§ **Required work**:
Each record is to be transcribed exactly.

§ **Items**:
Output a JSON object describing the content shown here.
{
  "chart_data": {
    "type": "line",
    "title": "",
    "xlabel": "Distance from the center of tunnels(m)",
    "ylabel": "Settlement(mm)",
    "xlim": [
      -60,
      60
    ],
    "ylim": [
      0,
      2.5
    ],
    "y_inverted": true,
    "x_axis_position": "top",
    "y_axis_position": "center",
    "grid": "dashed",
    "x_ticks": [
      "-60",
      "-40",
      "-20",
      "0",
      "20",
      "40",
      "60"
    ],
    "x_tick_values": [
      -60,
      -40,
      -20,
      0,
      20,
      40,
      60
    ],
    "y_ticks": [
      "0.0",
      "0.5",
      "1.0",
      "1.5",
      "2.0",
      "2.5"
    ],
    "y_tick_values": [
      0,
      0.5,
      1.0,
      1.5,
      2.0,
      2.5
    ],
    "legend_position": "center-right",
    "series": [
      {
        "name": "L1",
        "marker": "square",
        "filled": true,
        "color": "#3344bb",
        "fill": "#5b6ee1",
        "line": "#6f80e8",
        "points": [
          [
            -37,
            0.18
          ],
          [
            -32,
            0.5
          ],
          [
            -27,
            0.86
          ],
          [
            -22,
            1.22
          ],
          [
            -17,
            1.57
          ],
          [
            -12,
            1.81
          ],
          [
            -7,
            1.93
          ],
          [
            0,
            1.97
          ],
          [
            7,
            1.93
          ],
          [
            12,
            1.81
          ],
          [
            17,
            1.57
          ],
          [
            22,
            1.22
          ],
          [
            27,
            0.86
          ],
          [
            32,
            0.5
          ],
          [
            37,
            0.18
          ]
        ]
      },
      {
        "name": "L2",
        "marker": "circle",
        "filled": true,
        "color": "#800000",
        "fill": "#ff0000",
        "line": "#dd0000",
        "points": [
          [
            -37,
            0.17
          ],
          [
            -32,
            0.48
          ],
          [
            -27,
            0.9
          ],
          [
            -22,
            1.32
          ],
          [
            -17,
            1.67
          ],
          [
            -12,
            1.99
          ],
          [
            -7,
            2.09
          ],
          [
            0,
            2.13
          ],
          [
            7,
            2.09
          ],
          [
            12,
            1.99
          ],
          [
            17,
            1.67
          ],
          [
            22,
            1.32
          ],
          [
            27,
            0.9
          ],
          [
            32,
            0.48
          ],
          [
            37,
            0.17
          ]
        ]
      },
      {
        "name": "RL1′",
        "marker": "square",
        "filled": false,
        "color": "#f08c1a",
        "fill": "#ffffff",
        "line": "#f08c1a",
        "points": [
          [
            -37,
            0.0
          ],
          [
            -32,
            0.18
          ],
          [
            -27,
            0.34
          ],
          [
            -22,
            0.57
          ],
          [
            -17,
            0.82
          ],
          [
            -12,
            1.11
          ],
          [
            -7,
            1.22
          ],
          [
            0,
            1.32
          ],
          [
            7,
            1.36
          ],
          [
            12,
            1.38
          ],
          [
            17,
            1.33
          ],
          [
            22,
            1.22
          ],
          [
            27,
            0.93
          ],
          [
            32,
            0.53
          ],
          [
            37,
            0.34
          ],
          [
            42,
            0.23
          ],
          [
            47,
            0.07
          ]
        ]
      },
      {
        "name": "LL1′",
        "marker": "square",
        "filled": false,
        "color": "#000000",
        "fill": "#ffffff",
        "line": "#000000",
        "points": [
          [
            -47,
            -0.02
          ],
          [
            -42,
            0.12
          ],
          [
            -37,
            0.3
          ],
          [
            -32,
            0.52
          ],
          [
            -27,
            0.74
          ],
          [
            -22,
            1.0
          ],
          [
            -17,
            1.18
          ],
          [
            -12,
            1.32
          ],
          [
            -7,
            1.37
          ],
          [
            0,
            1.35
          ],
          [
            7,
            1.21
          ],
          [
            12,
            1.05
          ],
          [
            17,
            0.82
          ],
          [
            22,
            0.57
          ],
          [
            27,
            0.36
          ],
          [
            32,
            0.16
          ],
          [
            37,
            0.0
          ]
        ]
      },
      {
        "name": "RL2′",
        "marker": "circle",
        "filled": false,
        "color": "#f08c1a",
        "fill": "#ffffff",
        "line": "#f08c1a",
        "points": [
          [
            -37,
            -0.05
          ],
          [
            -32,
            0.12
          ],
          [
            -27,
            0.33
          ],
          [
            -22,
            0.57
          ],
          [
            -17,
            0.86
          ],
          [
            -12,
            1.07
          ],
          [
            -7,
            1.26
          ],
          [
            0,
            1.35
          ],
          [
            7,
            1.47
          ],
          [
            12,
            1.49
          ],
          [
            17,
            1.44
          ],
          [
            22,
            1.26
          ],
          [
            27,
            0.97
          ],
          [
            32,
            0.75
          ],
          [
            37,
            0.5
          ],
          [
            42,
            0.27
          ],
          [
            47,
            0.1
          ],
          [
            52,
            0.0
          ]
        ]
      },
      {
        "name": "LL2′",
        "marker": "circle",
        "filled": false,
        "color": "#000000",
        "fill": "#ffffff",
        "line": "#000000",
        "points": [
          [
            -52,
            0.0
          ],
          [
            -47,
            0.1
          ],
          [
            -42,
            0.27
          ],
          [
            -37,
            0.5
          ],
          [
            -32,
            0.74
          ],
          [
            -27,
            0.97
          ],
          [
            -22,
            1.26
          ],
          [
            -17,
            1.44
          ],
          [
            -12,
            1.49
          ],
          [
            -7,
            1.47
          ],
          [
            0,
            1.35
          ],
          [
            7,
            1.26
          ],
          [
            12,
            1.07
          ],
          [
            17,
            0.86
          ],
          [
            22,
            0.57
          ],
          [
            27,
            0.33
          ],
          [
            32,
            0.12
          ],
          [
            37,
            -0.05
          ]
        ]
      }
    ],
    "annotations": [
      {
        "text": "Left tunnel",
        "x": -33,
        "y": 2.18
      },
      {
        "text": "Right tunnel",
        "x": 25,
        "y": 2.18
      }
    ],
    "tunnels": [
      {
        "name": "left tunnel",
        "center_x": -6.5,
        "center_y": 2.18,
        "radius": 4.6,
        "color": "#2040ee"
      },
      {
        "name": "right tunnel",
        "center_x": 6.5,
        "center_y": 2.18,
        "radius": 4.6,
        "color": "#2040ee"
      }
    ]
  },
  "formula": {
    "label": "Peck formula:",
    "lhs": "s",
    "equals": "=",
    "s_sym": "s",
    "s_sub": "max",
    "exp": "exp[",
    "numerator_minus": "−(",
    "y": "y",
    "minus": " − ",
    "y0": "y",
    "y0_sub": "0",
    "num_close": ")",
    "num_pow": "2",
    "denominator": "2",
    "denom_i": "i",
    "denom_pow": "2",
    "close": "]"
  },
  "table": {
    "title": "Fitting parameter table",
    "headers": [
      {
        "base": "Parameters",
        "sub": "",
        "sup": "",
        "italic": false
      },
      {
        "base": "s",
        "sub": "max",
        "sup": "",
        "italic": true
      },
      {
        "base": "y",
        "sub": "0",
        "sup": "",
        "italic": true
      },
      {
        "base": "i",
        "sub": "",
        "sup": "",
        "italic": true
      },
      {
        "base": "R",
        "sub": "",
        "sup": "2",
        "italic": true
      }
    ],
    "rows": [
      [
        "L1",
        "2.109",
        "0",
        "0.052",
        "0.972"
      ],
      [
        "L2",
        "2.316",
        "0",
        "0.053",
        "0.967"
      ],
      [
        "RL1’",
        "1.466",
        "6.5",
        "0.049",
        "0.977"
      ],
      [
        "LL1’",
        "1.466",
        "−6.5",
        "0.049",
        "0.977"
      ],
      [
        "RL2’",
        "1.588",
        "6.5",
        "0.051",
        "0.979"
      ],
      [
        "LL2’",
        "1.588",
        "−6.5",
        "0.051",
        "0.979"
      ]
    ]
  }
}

§ **Complete answer**:
Output a JSON object describing the content shown here.
{
  "chart_data": {
    "type": "line",
    "title": "",
    "xlabel": "Distance from the center of tunnels(m)",
    "ylabel": "Settlement(mm)",
    "xlim": [
      -60,
      60
    ],
    "ylim": [
      0,
      2.5
    ],
    "y_inverted": true,
    "x_axis_position": "top",
    "y_axis_position": "center",
    "grid": "dashed",
    "x_ticks": [
      "-60",
      "-40",
      "-20",
      "0",
      "20",
      "40",
      "60"
    ],
    "x_tick_values": [
      -60,
      -40,
      -20,
      0,
      20,
      40,
      60
    ],
    "y_ticks": [
      "0.0",
      "0.5",
      "1.0",
      "1.5",
      "2.0",
      "2.5"
    ],
    "y_tick_values": [
      0,
      0.5,
      1.0,
      1.5,
      2.0,
      2.5
    ],
    "legend_position": "center-right",
    "series": [
      {
        "name": "L1",
        "marker": "square",
        "filled": true,
        "color": "#3344bb",
        "fill": "#5b6ee1",
        "line": "#6f80e8",
        "points": [
          [
            -37,
            0.18
          ],
          [
            -32,
            0.5
          ],
          [
            -27,
            0.86
          ],
          [
            -22,
            1.22
          ],
          [
            -17,
            1.57
          ],
          [
            -12,
            1.81
          ],
          [
            -7,
            1.93
          ],
          [
            0,
            1.97
          ],
          [
            7,
            1.93
          ],
          [
            12,
            1.81
          ],
          [
            17,
            1.57
          ],
          [
            22,
            1.22
          ],
          [
            27,
            0.86
          ],
          [
            32,
            0.5
          ],
          [
            37,
            0.18
          ]
        ]
      },
      {
        "name": "L2",
        "marker": "circle",
        "filled": true,
        "color": "#800000",
        "fill": "#ff0000",
        "line": "#dd0000",
        "points": [
          [
            -37,
            0.17
          ],
          [
            -32,
            0.48
          ],
          [
            -27,
            0.9
          ],
          [
            -22,
            1.32
          ],
          [
            -17,
            1.67
          ],
          [
            -12,
            1.99
          ],
          [
            -7,
            2.09
          ],
          [
            0,
            2.13
          ],
          [
            7,
            2.09
          ],
          [
            12,
            1.99
          ],
          [
            17,
            1.67
          ],
          [
            22,
            1.32
          ],
          [
            27,
            0.9
          ],
          [
            32,
            0.48
          ],
          [
            37,
            0.17
          ]
        ]
      },
      {
        "name": "RL1′",
        "marker": "square",
        "filled": false,
        "color": "#f08c1a",
        "fill": "#ffffff",
        "line": "#f08c1a",
        "points": [
          [
            -37,
            0.0
          ],
          [
            -32,
            0.18
          ],
          [
            -27,
            0.34
          ],
          [
            -22,
            0.57
          ],
          [
            -17,
            0.82
          ],
          [
            -12,
            1.11
          ],
          [
            -7,
            1.22
          ],
          [
            0,
            1.32
          ],
          [
            7,
            1.36
          ],
          [
            12,
            1.38
          ],
          [
            17,
            1.33
          ],
          [
            22,
            1.22
          ],
          [
            27,
            0.93
          ],
          [
            32,
            0.53
          ],
          [
            37,
            0.34
          ],
          [
            42,
            0.23
          ],
          [
            47,
            0.07
          ]
        ]
      },
      {
        "name": "LL1′",
        "marker": "square",
        "filled": false,
        "color": "#000000",
        "fill": "#ffffff",
        "line": "#000000",
        "points": [
          [
            -47,
            -0.02
          ],
          [
            -42,
            0.12
          ],
          [
            -37,
            0.3
          ],
          [
            -32,
            0.52
          ],
          [
            -27,
            0.74
          ],
          [
            -22,
            1.0
          ],
          [
            -17,
            1.18
          ],
          [
            -12,
            1.32
          ],
          [
            -7,
            1.37
          ],
          [
            0,
            1.35
          ],
          [
            7,
            1.21
          ],
          [
            12,
            1.05
          ],
          [
            17,
            0.82
          ],
          [
            22,
            0.57
          ],
          [
            27,
            0.36
          ],
          [
            32,
            0.16
          ],
          [
            37,
            0.0
          ]
        ]
      },
      {
        "name": "RL2′",
        "marker": "circle",
        "filled": false,
        "color": "#f08c1a",
        "fill": "#ffffff",
        "line": "#f08c1a",
        "points": [
          [
            -37,
            -0.05
          ],
          [
            -32,
            0.12
          ],
          [
            -27,
            0.33
          ],
          [
            -22,
            0.57
          ],
          [
            -17,
            0.86
          ],
          [
            -12,
            1.07
          ],
          [
            -7,
            1.26
          ],
          [
            0,
            1.35
          ],
          [
            7,
            1.47
          ],
          [
            12,
            1.49
          ],
          [
            17,
            1.44
          ],
          [
            22,
            1.26
          ],
          [
            27,
            0.97
          ],
          [
            32,
            0.75
          ],
          [
            37,
            0.5
          ],
          [
            42,
            0.27
          ],
          [
            47,
            0.1
          ],
          [
            52,
            0.0
          ]
        ]
      },
      {
        "name": "LL2′",
        "marker": "circle",
        "filled": false,
        "color": "#000000",
        "fill": "#ffffff",
        "line": "#000000",
        "points": [
          [
            -52,
            0.0
          ],
          [
            -47,
            0.1
          ],
          [
            -42,
            0.27
          ],
          [
            -37,
            0.5
          ],
          [
            -32,
            0.74
          ],
          [
            -27,
            0.97
          ],
          [
            -22,
            1.26
          ],
          [
            -17,
            1.44
          ],
          [
            -12,
            1.49
          ],
          [
            -7,
            1.47
          ],
          [
            0,
            1.35
          ],
          [
            7,
            1.26
          ],
          [
            12,
            1.07
          ],
          [
            17,
            0.86
          ],
          [
            22,
            0.57
          ],
          [
            27,
            0.33
          ],
          [
            32,
            0.12
          ],
          [
            37,
            -0.05
          ]
        ]
      }
    ],
    "annotations": [
      {
        "text": "Left tunnel",
        "x": -33,
        "y": 2.18
      },
      {
        "text": "Right tunnel",
        "x": 25,
        "y": 2.18
      }
    ],
    "tunnels": [
      {
        "name": "left tunnel",
        "center_x": -6.5,
        "center_y": 2.18,
        "radius": 4.6,
        "color": "#2040ee"
      },
      {
        "name": "right tunnel",
        "center_x": 6.5,
        "center_y": 2.18,
        "radius": 4.6,
        "color": "#2040ee"
      }
    ]
  },
  "formula": {
    "label": "Peck formula:",
    "lhs": "s",
    "equals": "=",
    "s_sym": "s",
    "s_sub": "max",
    "exp": "exp[",
    "numerator_minus": "−(",
    "y": "y",
    "minus": " − ",
    "y0": "y",
    "y0_sub": "0",
    "num_close": ")",
    "num_pow": "2",
    "denominator": "2",
    "denom_i": "i",
    "denom_pow": "2",
    "close": "]"
  },
  "table": {
    "title": "Fitting parameter table",
    "headers": [
      {
        "base": "Parameters",
        "sub": "",
        "sup": "",
        "italic": false
      },
      {
        "base": "s",
        "sub": "max",
        "sup": "",
        "italic": true
      },
      {
        "base": "y",
        "sub": "0",
        "sup": "",
        "italic": true
      },
      {
        "base": "i",
        "sub": "",
        "sup": "",
        "italic": true
      },
      {
        "base": "R",
        "sub": "",
        "sup": "2",
        "italic": true
      }
    ],
    "rows": [
      [
        "L1",
        "2.109",
        "0",
        "0.052",
        "0.972"
      ],
      [
        "L2",
        "2.316",
        "0",
        "0.053",
        "0.967"
      ],
      [
        "RL1’",
        "1.466",
        "6.5",
        "0.049",
        "0.977"
      ],
      [
        "LL1’",
        "1.466",
        "−6.5",
        "0.049",
        "0.977"
      ],
      [
        "RL2’",
        "1.588",
        "6.5",
        "0.051",
        "0.979"
      ],
      [
        "LL2’",
        "1.588",
        "−6.5",
        "0.051",
        "0.979"
      ]
    ]
  }
}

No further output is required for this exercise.